Collection entries
____________
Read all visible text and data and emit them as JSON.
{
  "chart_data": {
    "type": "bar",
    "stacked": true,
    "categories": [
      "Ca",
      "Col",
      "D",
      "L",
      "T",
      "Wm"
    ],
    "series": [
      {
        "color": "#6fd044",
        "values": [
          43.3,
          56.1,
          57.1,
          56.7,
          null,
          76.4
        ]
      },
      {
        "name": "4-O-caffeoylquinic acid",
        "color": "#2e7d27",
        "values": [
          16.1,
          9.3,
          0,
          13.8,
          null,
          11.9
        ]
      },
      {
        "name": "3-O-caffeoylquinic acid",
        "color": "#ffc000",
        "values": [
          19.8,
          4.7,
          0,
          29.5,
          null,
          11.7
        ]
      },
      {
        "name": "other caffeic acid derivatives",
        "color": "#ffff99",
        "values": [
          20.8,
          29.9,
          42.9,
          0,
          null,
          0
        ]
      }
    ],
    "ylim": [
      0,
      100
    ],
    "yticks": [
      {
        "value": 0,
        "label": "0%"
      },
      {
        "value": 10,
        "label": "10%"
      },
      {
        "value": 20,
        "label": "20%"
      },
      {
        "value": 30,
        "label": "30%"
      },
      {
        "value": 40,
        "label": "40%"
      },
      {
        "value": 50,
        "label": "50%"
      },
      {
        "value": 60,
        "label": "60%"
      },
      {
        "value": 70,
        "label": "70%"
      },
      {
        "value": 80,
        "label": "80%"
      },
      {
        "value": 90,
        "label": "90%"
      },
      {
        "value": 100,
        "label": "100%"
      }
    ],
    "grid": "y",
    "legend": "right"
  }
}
____________
**EXERCISE INSTRUCTIONS:** Exactly reproduce every record.

**OUTPUT OF THE TASK:**
Read all visible text and data and emit them as JSON.
{
  "chart_data": {
    "type": "bar",
    "stacked": true,
    "categories": [
      "Ca",
      "Col",
      "D",
      "L",
      "T",
      "Wm"
    ],
    "series": [
      {
        "color": "#6fd044",
        "values": [
          43.3,
          56.1,
          57.1,
          56.7,
          null,
          76.4
        ]
      },
      {
        "name": "4-O-caffeoylquinic acid",
        "color": "#2e7d27",
        "values": [
          16.1,
          9.3,
          0,
          13.8,
          null,
          11.9
        ]
      },
      {
        "name": "3-O-caffeoylquinic acid",
        "color": "#ffc000",
        "values": [
          19.8,
          4.7,
          0,
          29.5,
          null,
          11.7
        ]
      },
      {
        "name": "other caffeic acid derivatives",
        "color": "#ffff99",
        "values": [
          20.8,
          29.9,
          42.9,
          0,
          null,
          0
        ]
      }
    ],
    "ylim": [
      0,
      100
    ],
    "yticks": [
      {
        "value": 0,
        "label": "0%"
      },
      {
        "value": 10,
        "label": "10%"
      },
      {
        "value": 20,
        "label": "20%"
      },
      {
        "value": 30,
        "label": "30%"
      },
      {
        "value": 40,
        "label": "40%"
      },
      {
        "value": 50,
        "label": "50%"
      },
      {
        "value": 60,
        "label": "60%"
      },
      {
        "value": 70,
        "label": "70%"
      },
      {
        "value": 80,
        "label": "80%"
      },
      {
        "value": 90,
        "label": "90%"
      },
      {
        "value": 100,
        "label": "100%"
      }
    ],
    "grid": "y",
    "legend": "right"
  }
}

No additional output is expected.